**Goal**
Pull out every line of the listing below where "wurde" appears.

**Data**

++++

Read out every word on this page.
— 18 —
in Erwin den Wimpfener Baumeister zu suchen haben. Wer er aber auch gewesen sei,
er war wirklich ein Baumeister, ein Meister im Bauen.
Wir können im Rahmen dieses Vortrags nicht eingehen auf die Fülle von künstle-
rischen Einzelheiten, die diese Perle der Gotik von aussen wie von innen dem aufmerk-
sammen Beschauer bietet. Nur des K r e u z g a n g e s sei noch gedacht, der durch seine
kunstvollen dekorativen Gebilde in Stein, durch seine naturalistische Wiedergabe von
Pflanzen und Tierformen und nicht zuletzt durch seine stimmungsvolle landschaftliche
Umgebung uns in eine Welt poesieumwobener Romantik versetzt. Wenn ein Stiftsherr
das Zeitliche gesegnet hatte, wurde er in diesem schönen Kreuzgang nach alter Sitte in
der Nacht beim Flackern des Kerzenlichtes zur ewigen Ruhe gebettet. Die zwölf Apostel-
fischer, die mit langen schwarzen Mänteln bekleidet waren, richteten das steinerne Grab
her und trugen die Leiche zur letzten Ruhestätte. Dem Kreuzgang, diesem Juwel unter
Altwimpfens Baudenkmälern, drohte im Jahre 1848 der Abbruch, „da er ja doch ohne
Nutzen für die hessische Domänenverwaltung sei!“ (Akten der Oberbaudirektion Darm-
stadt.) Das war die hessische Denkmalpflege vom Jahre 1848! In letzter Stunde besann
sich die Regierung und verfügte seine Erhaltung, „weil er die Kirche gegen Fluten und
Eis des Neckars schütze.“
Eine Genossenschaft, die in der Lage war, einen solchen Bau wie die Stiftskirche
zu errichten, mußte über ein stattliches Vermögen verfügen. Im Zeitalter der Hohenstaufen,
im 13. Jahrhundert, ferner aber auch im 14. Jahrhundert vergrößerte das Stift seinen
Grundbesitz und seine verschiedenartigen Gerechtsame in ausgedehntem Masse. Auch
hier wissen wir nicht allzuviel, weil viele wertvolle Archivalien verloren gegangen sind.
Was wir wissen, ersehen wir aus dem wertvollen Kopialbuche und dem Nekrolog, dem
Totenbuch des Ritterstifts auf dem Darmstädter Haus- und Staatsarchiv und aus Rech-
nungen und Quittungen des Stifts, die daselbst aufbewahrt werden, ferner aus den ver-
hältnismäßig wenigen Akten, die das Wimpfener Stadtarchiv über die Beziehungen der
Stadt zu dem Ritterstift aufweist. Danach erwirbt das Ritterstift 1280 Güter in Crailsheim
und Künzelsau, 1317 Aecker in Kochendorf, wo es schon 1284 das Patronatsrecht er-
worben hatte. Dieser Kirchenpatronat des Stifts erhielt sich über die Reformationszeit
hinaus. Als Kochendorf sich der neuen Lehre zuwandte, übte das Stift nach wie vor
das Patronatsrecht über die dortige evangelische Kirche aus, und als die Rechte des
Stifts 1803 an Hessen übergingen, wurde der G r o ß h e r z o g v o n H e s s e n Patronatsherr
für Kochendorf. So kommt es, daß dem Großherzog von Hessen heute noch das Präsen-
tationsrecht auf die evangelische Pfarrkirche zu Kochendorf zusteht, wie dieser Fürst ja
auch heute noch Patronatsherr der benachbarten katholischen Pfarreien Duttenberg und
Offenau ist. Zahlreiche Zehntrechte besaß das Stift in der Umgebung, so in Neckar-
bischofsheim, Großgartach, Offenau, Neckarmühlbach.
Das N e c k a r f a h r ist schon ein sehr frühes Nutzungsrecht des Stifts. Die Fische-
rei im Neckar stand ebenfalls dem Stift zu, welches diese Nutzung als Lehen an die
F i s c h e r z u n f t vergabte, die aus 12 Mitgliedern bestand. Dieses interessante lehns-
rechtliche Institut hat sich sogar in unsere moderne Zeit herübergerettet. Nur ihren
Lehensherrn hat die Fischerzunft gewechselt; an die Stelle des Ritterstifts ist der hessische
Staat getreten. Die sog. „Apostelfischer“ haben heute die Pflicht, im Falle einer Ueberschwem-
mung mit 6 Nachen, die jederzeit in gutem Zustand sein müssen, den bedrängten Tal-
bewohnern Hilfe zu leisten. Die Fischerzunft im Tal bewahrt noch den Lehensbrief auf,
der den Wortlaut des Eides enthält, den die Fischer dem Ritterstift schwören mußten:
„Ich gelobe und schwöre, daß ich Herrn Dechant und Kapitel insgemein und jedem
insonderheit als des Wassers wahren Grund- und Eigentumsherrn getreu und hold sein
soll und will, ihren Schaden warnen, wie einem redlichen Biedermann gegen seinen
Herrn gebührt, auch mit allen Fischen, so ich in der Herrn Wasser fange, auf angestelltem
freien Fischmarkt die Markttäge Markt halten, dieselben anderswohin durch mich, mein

++++

**Solution**
das Zeitliche gesegnet hatte, wurde er in diesem schönen Kreuzgang nach alter Sitte in
Stifts 1803 an Hessen übergingen, wurde der G r o ß h e r z o g v o n H e s s e n Patronatsherr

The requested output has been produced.